§ **Saved entries**:
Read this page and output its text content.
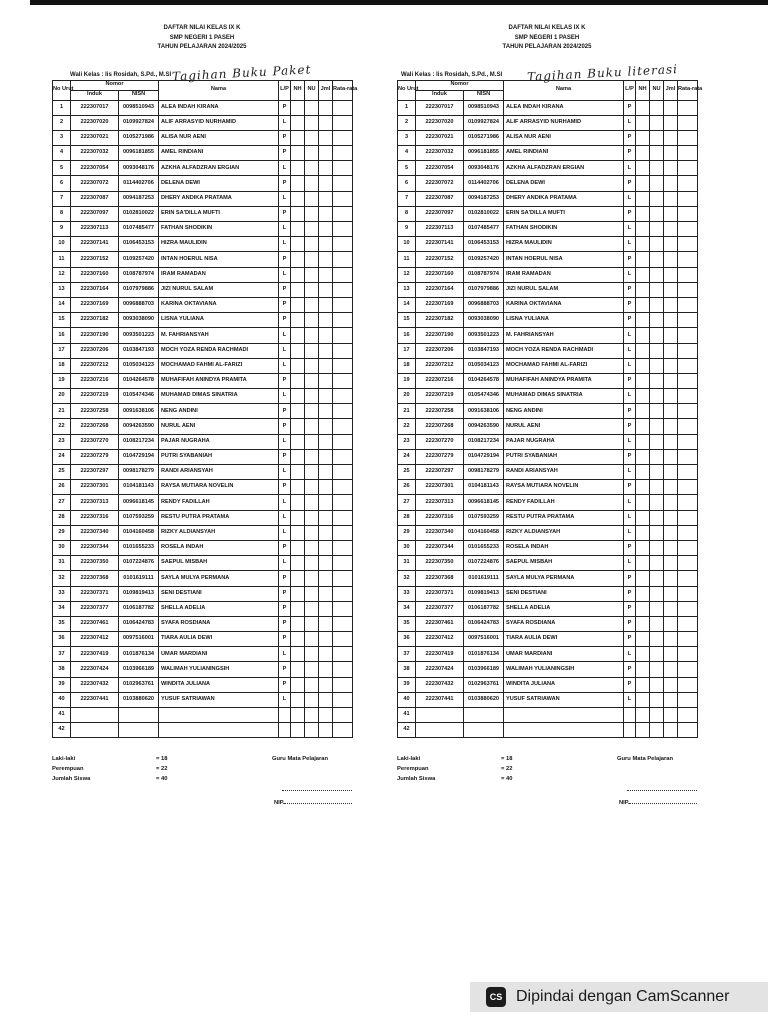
DAFTAR NILAI KELAS IX K
SMP NEGERI 1 PASEH
TAHUN PELAJARAN 2024/2025
Wali Kelas : Iis Rosidah, S.Pd., M.SI Tagihan Buku Paket
No Urut	Nomor		Nama	L/P	NH	NU	Jml	Rata-rata
	Induk	NISN						
1	222307017	0098510943	ALEA INDAH KIRANA	P				
2	222307020	0109927824	ALIF ARRASYID NURHAMID	L				
3	222307021	0105271986	ALISA NUR AENI	P				
4	222307032	0096181855	AMEL RINDIANI	P				
5	222307054	0093048176	AZKHA ALFADZRAN ERGIAN	L				
6	222307072	0114402706	DELENA DEWI	P				
7	222307087	0094187253	DHERY ANDIKA PRATAMA	L				
8	222307097	0102810022	ERIN SA'DILLA MUFTI	P				
9	222307113	0107485477	FATHAN SHODIKIN	L				
10	222307141	0106453153	HIZRA MAULIDIN	L				
11	222307152	0109257420	INTAN HOERUL NISA	P				
12	222307160	0108787974	IRAM RAMADAN	L				
13	222307164	0107979886	JIZI NURUL SALAM	P				
14	222307169	0096888703	KARINA OKTAVIANA	P				
15	222307182	0093038090	LISNA YULIANA	P				
16	222307190	0093501223	M. FAHRIANSYAH	L				
17	222307206	0103847193	MOCH YOZA RENDA RACHMADI	L				
18	222307212	0105034123	MOCHAMAD FAHMI AL-FARIZI	L				
19	222307216	0104264578	MUHAFIFAH ANINDYA PRAMITA	P				
20	222307219	0105474346	MUHAMAD DIMAS SINATRIA	L				
21	222307258	0091638106	NENG ANDINI	P				
22	222307268	0094263590	NURUL AENI	P				
23	222307270	0108217234	PAJAR NUGRAHA	L				
24	222307279	0104729194	PUTRI SYABANIAH	P				
25	222307297	0098178279	RANDI ARIANSYAH	L				
26	222307301	0104181143	RAYSA MUTIARA NOVELIN	P				
27	222307313	0096618145	RENDY FADILLAH	L				
28	222307316	0107593259	RESTU PUTRA PRATAMA	L				
29	222307340	0104160458	RIZKY ALDIANSYAH	L				
30	222307344	0101655233	ROSELA INDAH	P				
31	222307350	0107224876	SAEPUL MISBAH	L				
32	222307368	0101619111	SAYLA MULYA PERMANA	P				
33	222307371	0109819413	SENI DESTIANI	P				
34	222307377	0106187782	SHELLA ADELIA	P				
35	222307461	0106424783	SYAFA ROSDIANA	P				
36	222307412	0097516001	TIARA AULIA DEWI	P				
37	222307419	0101876134	UMAR MARDIANI	L				
38	222307424	0103966189	WALIMAH YULIANINGSIH	P				
39	222307432	0102963761	WINDITA JULIANA	P				
40	222307441	0103880620	YUSUF SATRIAWAN	L				
41								
42								
Laki-laki	= 18
Perempuan	= 22
Jumlah Siswa	= 40
Guru Mata Pelajaran
NIP.
DAFTAR NILAI KELAS IX K
SMP NEGERI 1 PASEH
TAHUN PELAJARAN 2024/2025
Wali Kelas : Iis Rosidah, S.Pd., M.SI Tagihan Buku literasi
No Urut	Nomor		Nama	L/P	NH	NU	Jml	Rata-rata
	Induk	NISN						
1	222307017	0098510943	ALEA INDAH KIRANA	P				
2	222307020	0109927824	ALIF ARRASYID NURHAMID	L				
3	222307021	0105271986	ALISA NUR AENI	P				
4	222307032	0096181855	AMEL RINDIANI	P				
5	222307054	0093048176	AZKHA ALFADZRAN ERGIAN	L				
6	222307072	0114402706	DELENA DEWI	P				
7	222307087	0094187253	DHERY ANDIKA PRATAMA	L				
8	222307097	0102810022	ERIN SA'DILLA MUFTI	P				
9	222307113	0107485477	FATHAN SHODIKIN	L				
10	222307141	0106453153	HIZRA MAULIDIN	L				
11	222307152	0109257420	INTAN HOERUL NISA	P				
12	222307160	0108787974	IRAM RAMADAN	L				
13	222307164	0107979886	JIZI NURUL SALAM	P				
14	222307169	0096888703	KARINA OKTAVIANA	P				
15	222307182	0093038090	LISNA YULIANA	P				
16	222307190	0093501223	M. FAHRIANSYAH	L				
17	222307206	0103847193	MOCH YOZA RENDA RACHMADI	L				
18	222307212	0105034123	MOCHAMAD FAHMI AL-FARIZI	L				
19	222307216	0104264578	MUHAFIFAH ANINDYA PRAMITA	P				
20	222307219	0105474346	MUHAMAD DIMAS SINATRIA	L				
21	222307258	0091638106	NENG ANDINI	P				
22	222307268	0094263590	NURUL AENI	P				
23	222307270	0108217234	PAJAR NUGRAHA	L				
24	222307279	0104729194	PUTRI SYABANIAH	P				
25	222307297	0098178279	RANDI ARIANSYAH	L				
26	222307301	0104181143	RAYSA MUTIARA NOVELIN	P				
27	222307313	0096618145	RENDY FADILLAH	L				
28	222307316	0107593259	RESTU PUTRA PRATAMA	L				
29	222307340	0104160458	RIZKY ALDIANSYAH	L				
30	222307344	0101655233	ROSELA INDAH	P				
31	222307350	0107224876	SAEPUL MISBAH	L				
32	222307368	0101619111	SAYLA MULYA PERMANA	P				
33	222307371	0109819413	SENI DESTIANI	P				
34	222307377	0106187782	SHELLA ADELIA	P				
35	222307461	0106424783	SYAFA ROSDIANA	P				
36	222307412	0097516001	TIARA AULIA DEWI	P				
37	222307419	0101876134	UMAR MARDIANI	L				
38	222307424	0103966189	WALIMAH YULIANINGSIH	P				
39	222307432	0102963761	WINDITA JULIANA	P				
40	222307441	0103880620	YUSUF SATRIAWAN	L				
41								
42								
Laki-laki	= 18
Perempuan	= 22
Jumlah Siswa	= 40
Guru Mata Pelajaran
NIP.
CS Dipindai dengan CamScanner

§ **Objective**:
From the material above, copy everything exactly but the pictures.

§ **Finished answer**:
Read this page and output its text content.
DAFTAR NILAI KELAS IX K
SMP NEGERI 1 PASEH
TAHUN PELAJARAN 2024/2025
Wali Kelas : Iis Rosidah, S.Pd., M.SI Tagihan Buku Paket
No Urut	Nomor		Nama	L/P	NH	NU	Jml	Rata-rata
	Induk	NISN						
1	222307017	0098510943	ALEA INDAH KIRANA	P				
2	222307020	0109927824	ALIF ARRASYID NURHAMID	L				
3	222307021	0105271986	ALISA NUR AENI	P				
4	222307032	0096181855	AMEL RINDIANI	P				
5	222307054	0093048176	AZKHA ALFADZRAN ERGIAN	L				
6	222307072	0114402706	DELENA DEWI	P				
7	222307087	0094187253	DHERY ANDIKA PRATAMA	L				
8	222307097	0102810022	ERIN SA'DILLA MUFTI	P				
9	222307113	0107485477	FATHAN SHODIKIN	L				
10	222307141	0106453153	HIZRA MAULIDIN	L				
11	222307152	0109257420	INTAN HOERUL NISA	P				
12	222307160	0108787974	IRAM RAMADAN	L				
13	222307164	0107979886	JIZI NURUL SALAM	P				
14	222307169	0096888703	KARINA OKTAVIANA	P				
15	222307182	0093038090	LISNA YULIANA	P				
16	222307190	0093501223	M. FAHRIANSYAH	L				
17	222307206	0103847193	MOCH YOZA RENDA RACHMADI	L				
18	222307212	0105034123	MOCHAMAD FAHMI AL-FARIZI	L				
19	222307216	0104264578	MUHAFIFAH ANINDYA PRAMITA	P				
20	222307219	0105474346	MUHAMAD DIMAS SINATRIA	L				
21	222307258	0091638106	NENG ANDINI	P				
22	222307268	0094263590	NURUL AENI	P				
23	222307270	0108217234	PAJAR NUGRAHA	L				
24	222307279	0104729194	PUTRI SYABANIAH	P				
25	222307297	0098178279	RANDI ARIANSYAH	L				
26	222307301	0104181143	RAYSA MUTIARA NOVELIN	P				
27	222307313	0096618145	RENDY FADILLAH	L				
28	222307316	0107593259	RESTU PUTRA PRATAMA	L				
29	222307340	0104160458	RIZKY ALDIANSYAH	L				
30	222307344	0101655233	ROSELA INDAH	P				
31	222307350	0107224876	SAEPUL MISBAH	L				
32	222307368	0101619111	SAYLA MULYA PERMANA	P				
33	222307371	0109819413	SENI DESTIANI	P				
34	222307377	0106187782	SHELLA ADELIA	P				
35	222307461	0106424783	SYAFA ROSDIANA	P				
36	222307412	0097516001	TIARA AULIA DEWI	P				
37	222307419	0101876134	UMAR MARDIANI	L				
38	222307424	0103966189	WALIMAH YULIANINGSIH	P				
39	222307432	0102963761	WINDITA JULIANA	P				
40	222307441	0103880620	YUSUF SATRIAWAN	L				
41								
42								
Laki-laki	= 18
Perempuan	= 22
Jumlah Siswa	= 40
Guru Mata Pelajaran
NIP.
DAFTAR NILAI KELAS IX K
SMP NEGERI 1 PASEH
TAHUN PELAJARAN 2024/2025
Wali Kelas : Iis Rosidah, S.Pd., M.SI Tagihan Buku literasi
No Urut	Nomor		Nama	L/P	NH	NU	Jml	Rata-rata
	Induk	NISN						
1	222307017	0098510943	ALEA INDAH KIRANA	P				
2	222307020	0109927824	ALIF ARRASYID NURHAMID	L				
3	222307021	0105271986	ALISA NUR AENI	P				
4	222307032	0096181855	AMEL RINDIANI	P				
5	222307054	0093048176	AZKHA ALFADZRAN ERGIAN	L				
6	222307072	0114402706	DELENA DEWI	P				
7	222307087	0094187253	DHERY ANDIKA PRATAMA	L				
8	222307097	0102810022	ERIN SA'DILLA MUFTI	P				
9	222307113	0107485477	FATHAN SHODIKIN	L				
10	222307141	0106453153	HIZRA MAULIDIN	L				
11	222307152	0109257420	INTAN HOERUL NISA	P				
12	222307160	0108787974	IRAM RAMADAN	L				
13	222307164	0107979886	JIZI NURUL SALAM	P				
14	222307169	0096888703	KARINA OKTAVIANA	P				
15	222307182	0093038090	LISNA YULIANA	P				
16	222307190	0093501223	M. FAHRIANSYAH	L				
17	222307206	0103847193	MOCH YOZA RENDA RACHMADI	L				
18	222307212	0105034123	MOCHAMAD FAHMI AL-FARIZI	L				
19	222307216	0104264578	MUHAFIFAH ANINDYA PRAMITA	P				
20	222307219	0105474346	MUHAMAD DIMAS SINATRIA	L				
21	222307258	0091638106	NENG ANDINI	P				
22	222307268	0094263590	NURUL AENI	P				
23	222307270	0108217234	PAJAR NUGRAHA	L				
24	222307279	0104729194	PUTRI SYABANIAH	P				
25	222307297	0098178279	RANDI ARIANSYAH	L				
26	222307301	0104181143	RAYSA MUTIARA NOVELIN	P				
27	222307313	0096618145	RENDY FADILLAH	L				
28	222307316	0107593259	RESTU PUTRA PRATAMA	L				
29	222307340	0104160458	RIZKY ALDIANSYAH	L				
30	222307344	0101655233	ROSELA INDAH	P				
31	222307350	0107224876	SAEPUL MISBAH	L				
32	222307368	0101619111	SAYLA MULYA PERMANA	P				
33	222307371	0109819413	SENI DESTIANI	P				
34	222307377	0106187782	SHELLA ADELIA	P				
35	222307461	0106424783	SYAFA ROSDIANA	P				
36	222307412	0097516001	TIARA AULIA DEWI	P				
37	222307419	0101876134	UMAR MARDIANI	L				
38	222307424	0103966189	WALIMAH YULIANINGSIH	P				
39	222307432	0102963761	WINDITA JULIANA	P				
40	222307441	0103880620	YUSUF SATRIAWAN	L				
41								
42								
Laki-laki	= 18
Perempuan	= 22
Jumlah Siswa	= 40
Guru Mata Pelajaran
NIP.
CS Dipindai dengan CamScanner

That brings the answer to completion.